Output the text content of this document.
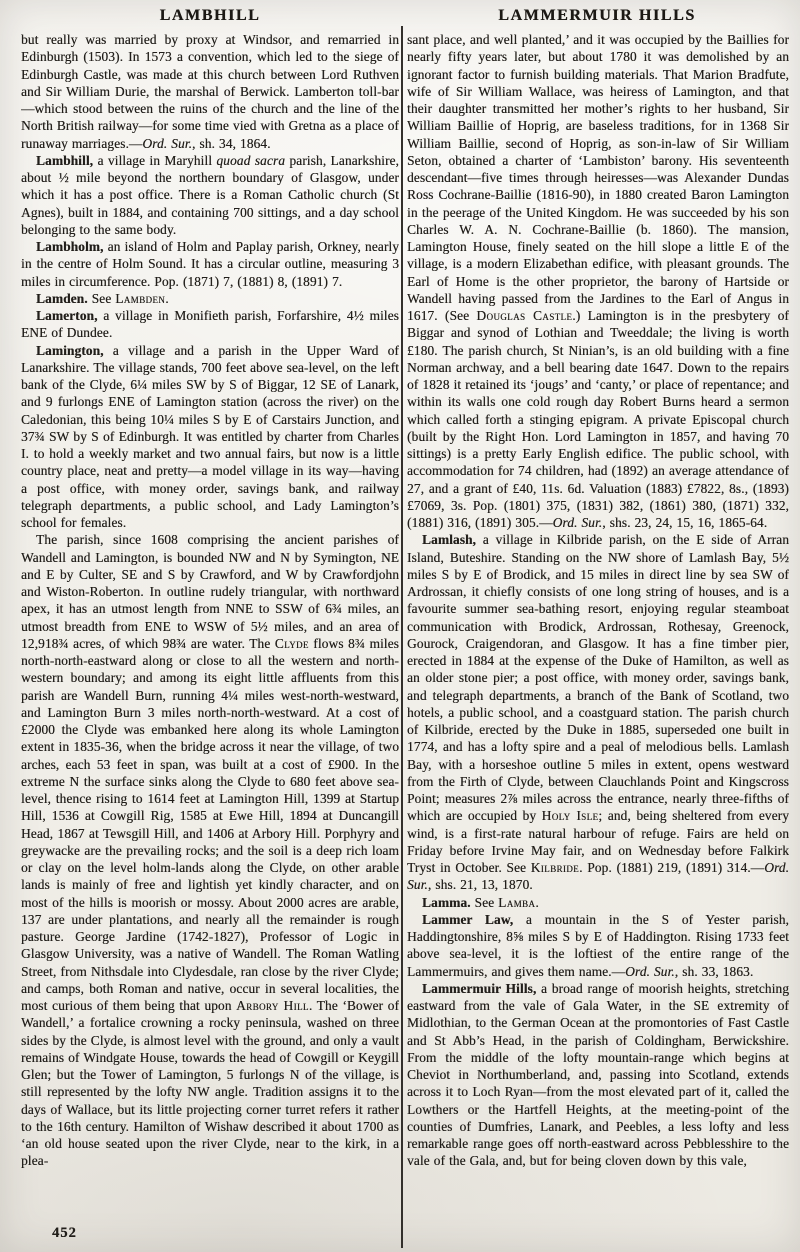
LAMBHILL	LAMMERMUIR HILLS

but really was married by proxy at Windsor, and remarried in Edinburgh (1503). In 1573 a convention, which led to the siege of Edinburgh Castle, was made at this church between Lord Ruthven and Sir William Durie, the marshal of Berwick. Lamberton toll-bar—which stood between the ruins of the church and the line of the North British railway—for some time vied with Gretna as a place of runaway marriages.—Ord. Sur., sh. 34, 1864.

Lambhill, a village in Maryhill quoad sacra parish, Lanarkshire, about ½ mile beyond the northern boundary of Glasgow, under which it has a post office. There is a Roman Catholic church (St Agnes), built in 1884, and containing 700 sittings, and a day school belonging to the same body.

Lambholm, an island of Holm and Paplay parish, Orkney, nearly in the centre of Holm Sound. It has a circular outline, measuring 3 miles in circumference. Pop. (1871) 7, (1881) 8, (1891) 7.

Lamden. See Lambden.

Lamerton, a village in Monifieth parish, Forfarshire, 4½ miles ENE of Dundee.

Lamington, a village and a parish in the Upper Ward of Lanarkshire. The village stands, 700 feet above sea-level, on the left bank of the Clyde, 6¼ miles SW by S of Biggar, 12 SE of Lanark, and 9 furlongs ENE of Lamington station (across the river) on the Caledonian, this being 10¼ miles S by E of Carstairs Junction, and 37¾ SW by S of Edinburgh. It was entitled by charter from Charles I. to hold a weekly market and two annual fairs, but now is a little country place, neat and pretty—a model village in its way—having a post office, with money order, savings bank, and railway telegraph departments, a public school, and Lady Lamington’s school for females.

The parish, since 1608 comprising the ancient parishes of Wandell and Lamington, is bounded NW and N by Symington, NE and E by Culter, SE and S by Crawford, and W by Crawfordjohn and Wiston-Roberton. In outline rudely triangular, with northward apex, it has an utmost length from NNE to SSW of 6¾ miles, an utmost breadth from ENE to WSW of 5½ miles, and an area of 12,918¾ acres, of which 98¾ are water. The Clyde flows 8¾ miles north-north-eastward along or close to all the western and north-western boundary; and among its eight little affluents from this parish are Wandell Burn, running 4¼ miles west-north-westward, and Lamington Burn 3 miles north-north-westward. At a cost of £2000 the Clyde was embanked here along its whole Lamington extent in 1835-36, when the bridge across it near the village, of two arches, each 53 feet in span, was built at a cost of £900. In the extreme N the surface sinks along the Clyde to 680 feet above sea-level, thence rising to 1614 feet at Lamington Hill, 1399 at Startup Hill, 1536 at Cowgill Rig, 1585 at Ewe Hill, 1894 at Duncangill Head, 1867 at Tewsgill Hill, and 1406 at Arbory Hill. Porphyry and greywacke are the prevailing rocks; and the soil is a deep rich loam or clay on the level holm-lands along the Clyde, on other arable lands is mainly of free and lightish yet kindly character, and on most of the hills is moorish or mossy. About 2000 acres are arable, 137 are under plantations, and nearly all the remainder is rough pasture. George Jardine (1742-1827), Professor of Logic in Glasgow University, was a native of Wandell. The Roman Watling Street, from Nithsdale into Clydesdale, ran close by the river Clyde; and camps, both Roman and native, occur in several localities, the most curious of them being that upon Arbory Hill. The ‘Bower of Wandell,’ a fortalice crowning a rocky peninsula, washed on three sides by the Clyde, is almost level with the ground, and only a vault remains of Windgate House, towards the head of Cowgill or Keygill Glen; but the Tower of Lamington, 5 furlongs N of the village, is still represented by the lofty NW angle. Tradition assigns it to the days of Wallace, but its little projecting corner turret refers it rather to the 16th century. Hamilton of Wishaw described it about 1700 as ‘an old house seated upon the river Clyde, near to the kirk, in a plea-

sant place, and well planted,’ and it was occupied by the Baillies for nearly fifty years later, but about 1780 it was demolished by an ignorant factor to furnish building materials. That Marion Bradfute, wife of Sir William Wallace, was heiress of Lamington, and that their daughter transmitted her mother’s rights to her husband, Sir William Baillie of Hoprig, are baseless traditions, for in 1368 Sir William Baillie, second of Hoprig, as son-in-law of Sir William Seton, obtained a charter of ‘Lambiston’ barony. His seventeenth descendant—five times through heiresses—was Alexander Dundas Ross Cochrane-Baillie (1816-90), in 1880 created Baron Lamington in the peerage of the United Kingdom. He was succeeded by his son Charles W. A. N. Cochrane-Baillie (b. 1860). The mansion, Lamington House, finely seated on the hill slope a little E of the village, is a modern Elizabethan edifice, with pleasant grounds. The Earl of Home is the other proprietor, the barony of Hartside or Wandell having passed from the Jardines to the Earl of Angus in 1617. (See Douglas Castle.) Lamington is in the presbytery of Biggar and synod of Lothian and Tweeddale; the living is worth £180. The parish church, St Ninian’s, is an old building with a fine Norman archway, and a bell bearing date 1647. Down to the repairs of 1828 it retained its ‘jougs’ and ‘canty,’ or place of repentance; and within its walls one cold rough day Robert Burns heard a sermon which called forth a stinging epigram. A private Episcopal church (built by the Right Hon. Lord Lamington in 1857, and having 70 sittings) is a pretty Early English edifice. The public school, with accommodation for 74 children, had (1892) an average attendance of 27, and a grant of £40, 11s. 6d. Valuation (1883) £7822, 8s., (1893) £7069, 3s. Pop. (1801) 375, (1831) 382, (1861) 380, (1871) 332, (1881) 316, (1891) 305.—Ord. Sur., shs. 23, 24, 15, 16, 1865-64.

Lamlash, a village in Kilbride parish, on the E side of Arran Island, Buteshire. Standing on the NW shore of Lamlash Bay, 5½ miles S by E of Brodick, and 15 miles in direct line by sea SW of Ardrossan, it chiefly consists of one long string of houses, and is a favourite summer sea-bathing resort, enjoying regular steamboat communication with Brodick, Ardrossan, Rothesay, Greenock, Gourock, Craigendoran, and Glasgow. It has a fine timber pier, erected in 1884 at the expense of the Duke of Hamilton, as well as an older stone pier; a post office, with money order, savings bank, and telegraph departments, a branch of the Bank of Scotland, two hotels, a public school, and a coastguard station. The parish church of Kilbride, erected by the Duke in 1885, superseded one built in 1774, and has a lofty spire and a peal of melodious bells. Lamlash Bay, with a horseshoe outline 5 miles in extent, opens westward from the Firth of Clyde, between Clauchlands Point and Kingscross Point; measures 2⅞ miles across the entrance, nearly three-fifths of which are occupied by Holy Isle; and, being sheltered from every wind, is a first-rate natural harbour of refuge. Fairs are held on Friday before Irvine May fair, and on Wednesday before Falkirk Tryst in October. See Kilbride. Pop. (1881) 219, (1891) 314.—Ord. Sur., shs. 21, 13, 1870.

Lamma. See Lamba.

Lammer Law, a mountain in the S of Yester parish, Haddingtonshire, 8⅝ miles S by E of Haddington. Rising 1733 feet above sea-level, it is the loftiest of the entire range of the Lammermuirs, and gives them name.—Ord. Sur., sh. 33, 1863.

Lammermuir Hills, a broad range of moorish heights, stretching eastward from the vale of Gala Water, in the SE extremity of Midlothian, to the German Ocean at the promontories of Fast Castle and St Abb’s Head, in the parish of Coldingham, Berwickshire. From the middle of the lofty mountain-range which begins at Cheviot in Northumberland, and, passing into Scotland, extends across it to Loch Ryan—from the most elevated part of it, called the Lowthers or the Hartfell Heights, at the meeting-point of the counties of Dumfries, Lanark, and Peebles, a less lofty and less remarkable range goes off north-eastward across Pebblesshire to the vale of the Gala, and, but for being cloven down by this vale,

452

- - -

Repeat each entry exactly as given; no pictures belong in the copy.

RESPONSE TO THIS EXERCISE:
Output the text content of this document.
LAMBHILL	LAMMERMUIR HILLS

but really was married by proxy at Windsor, and remarried in Edinburgh (1503). In 1573 a convention, which led to the siege of Edinburgh Castle, was made at this church between Lord Ruthven and Sir William Durie, the marshal of Berwick. Lamberton toll-bar—which stood between the ruins of the church and the line of the North British railway—for some time vied with Gretna as a place of runaway marriages.—Ord. Sur., sh. 34, 1864.

Lambhill, a village in Maryhill quoad sacra parish, Lanarkshire, about ½ mile beyond the northern boundary of Glasgow, under which it has a post office. There is a Roman Catholic church (St Agnes), built in 1884, and containing 700 sittings, and a day school belonging to the same body.

Lambholm, an island of Holm and Paplay parish, Orkney, nearly in the centre of Holm Sound. It has a circular outline, measuring 3 miles in circumference. Pop. (1871) 7, (1881) 8, (1891) 7.

Lamden. See Lambden.

Lamerton, a village in Monifieth parish, Forfarshire, 4½ miles ENE of Dundee.

Lamington, a village and a parish in the Upper Ward of Lanarkshire. The village stands, 700 feet above sea-level, on the left bank of the Clyde, 6¼ miles SW by S of Biggar, 12 SE of Lanark, and 9 furlongs ENE of Lamington station (across the river) on the Caledonian, this being 10¼ miles S by E of Carstairs Junction, and 37¾ SW by S of Edinburgh. It was entitled by charter from Charles I. to hold a weekly market and two annual fairs, but now is a little country place, neat and pretty—a model village in its way—having a post office, with money order, savings bank, and railway telegraph departments, a public school, and Lady Lamington’s school for females.

The parish, since 1608 comprising the ancient parishes of Wandell and Lamington, is bounded NW and N by Symington, NE and E by Culter, SE and S by Crawford, and W by Crawfordjohn and Wiston-Roberton. In outline rudely triangular, with northward apex, it has an utmost length from NNE to SSW of 6¾ miles, an utmost breadth from ENE to WSW of 5½ miles, and an area of 12,918¾ acres, of which 98¾ are water. The Clyde flows 8¾ miles north-north-eastward along or close to all the western and north-western boundary; and among its eight little affluents from this parish are Wandell Burn, running 4¼ miles west-north-westward, and Lamington Burn 3 miles north-north-westward. At a cost of £2000 the Clyde was embanked here along its whole Lamington extent in 1835-36, when the bridge across it near the village, of two arches, each 53 feet in span, was built at a cost of £900. In the extreme N the surface sinks along the Clyde to 680 feet above sea-level, thence rising to 1614 feet at Lamington Hill, 1399 at Startup Hill, 1536 at Cowgill Rig, 1585 at Ewe Hill, 1894 at Duncangill Head, 1867 at Tewsgill Hill, and 1406 at Arbory Hill. Porphyry and greywacke are the prevailing rocks; and the soil is a deep rich loam or clay on the level holm-lands along the Clyde, on other arable lands is mainly of free and lightish yet kindly character, and on most of the hills is moorish or mossy. About 2000 acres are arable, 137 are under plantations, and nearly all the remainder is rough pasture. George Jardine (1742-1827), Professor of Logic in Glasgow University, was a native of Wandell. The Roman Watling Street, from Nithsdale into Clydesdale, ran close by the river Clyde; and camps, both Roman and native, occur in several localities, the most curious of them being that upon Arbory Hill. The ‘Bower of Wandell,’ a fortalice crowning a rocky peninsula, washed on three sides by the Clyde, is almost level with the ground, and only a vault remains of Windgate House, towards the head of Cowgill or Keygill Glen; but the Tower of Lamington, 5 furlongs N of the village, is still represented by the lofty NW angle. Tradition assigns it to the days of Wallace, but its little projecting corner turret refers it rather to the 16th century. Hamilton of Wishaw described it about 1700 as ‘an old house seated upon the river Clyde, near to the kirk, in a plea-

sant place, and well planted,’ and it was occupied by the Baillies for nearly fifty years later, but about 1780 it was demolished by an ignorant factor to furnish building materials. That Marion Bradfute, wife of Sir William Wallace, was heiress of Lamington, and that their daughter transmitted her mother’s rights to her husband, Sir William Baillie of Hoprig, are baseless traditions, for in 1368 Sir William Baillie, second of Hoprig, as son-in-law of Sir William Seton, obtained a charter of ‘Lambiston’ barony. His seventeenth descendant—five times through heiresses—was Alexander Dundas Ross Cochrane-Baillie (1816-90), in 1880 created Baron Lamington in the peerage of the United Kingdom. He was succeeded by his son Charles W. A. N. Cochrane-Baillie (b. 1860). The mansion, Lamington House, finely seated on the hill slope a little E of the village, is a modern Elizabethan edifice, with pleasant grounds. The Earl of Home is the other proprietor, the barony of Hartside or Wandell having passed from the Jardines to the Earl of Angus in 1617. (See Douglas Castle.) Lamington is in the presbytery of Biggar and synod of Lothian and Tweeddale; the living is worth £180. The parish church, St Ninian’s, is an old building with a fine Norman archway, and a bell bearing date 1647. Down to the repairs of 1828 it retained its ‘jougs’ and ‘canty,’ or place of repentance; and within its walls one cold rough day Robert Burns heard a sermon which called forth a stinging epigram. A private Episcopal church (built by the Right Hon. Lord Lamington in 1857, and having 70 sittings) is a pretty Early English edifice. The public school, with accommodation for 74 children, had (1892) an average attendance of 27, and a grant of £40, 11s. 6d. Valuation (1883) £7822, 8s., (1893) £7069, 3s. Pop. (1801) 375, (1831) 382, (1861) 380, (1871) 332, (1881) 316, (1891) 305.—Ord. Sur., shs. 23, 24, 15, 16, 1865-64.

Lamlash, a village in Kilbride parish, on the E side of Arran Island, Buteshire. Standing on the NW shore of Lamlash Bay, 5½ miles S by E of Brodick, and 15 miles in direct line by sea SW of Ardrossan, it chiefly consists of one long string of houses, and is a favourite summer sea-bathing resort, enjoying regular steamboat communication with Brodick, Ardrossan, Rothesay, Greenock, Gourock, Craigendoran, and Glasgow. It has a fine timber pier, erected in 1884 at the expense of the Duke of Hamilton, as well as an older stone pier; a post office, with money order, savings bank, and telegraph departments, a branch of the Bank of Scotland, two hotels, a public school, and a coastguard station. The parish church of Kilbride, erected by the Duke in 1885, superseded one built in 1774, and has a lofty spire and a peal of melodious bells. Lamlash Bay, with a horseshoe outline 5 miles in extent, opens westward from the Firth of Clyde, between Clauchlands Point and Kingscross Point; measures 2⅞ miles across the entrance, nearly three-fifths of which are occupied by Holy Isle; and, being sheltered from every wind, is a first-rate natural harbour of refuge. Fairs are held on Friday before Irvine May fair, and on Wednesday before Falkirk Tryst in October. See Kilbride. Pop. (1881) 219, (1891) 314.—Ord. Sur., shs. 21, 13, 1870.

Lamma. See Lamba.

Lammer Law, a mountain in the S of Yester parish, Haddingtonshire, 8⅝ miles S by E of Haddington. Rising 1733 feet above sea-level, it is the loftiest of the entire range of the Lammermuirs, and gives them name.—Ord. Sur., sh. 33, 1863.

Lammermuir Hills, a broad range of moorish heights, stretching eastward from the vale of Gala Water, in the SE extremity of Midlothian, to the German Ocean at the promontories of Fast Castle and St Abb’s Head, in the parish of Coldingham, Berwickshire. From the middle of the lofty mountain-range which begins at Cheviot in Northumberland, and, passing into Scotland, extends across it to Loch Ryan—from the most elevated part of it, called the Lowthers or the Hartfell Heights, at the meeting-point of the counties of Dumfries, Lanark, and Peebles, a less lofty and less remarkable range goes off north-eastward across Pebblesshire to the vale of the Gala, and, but for being cloven down by this vale,

452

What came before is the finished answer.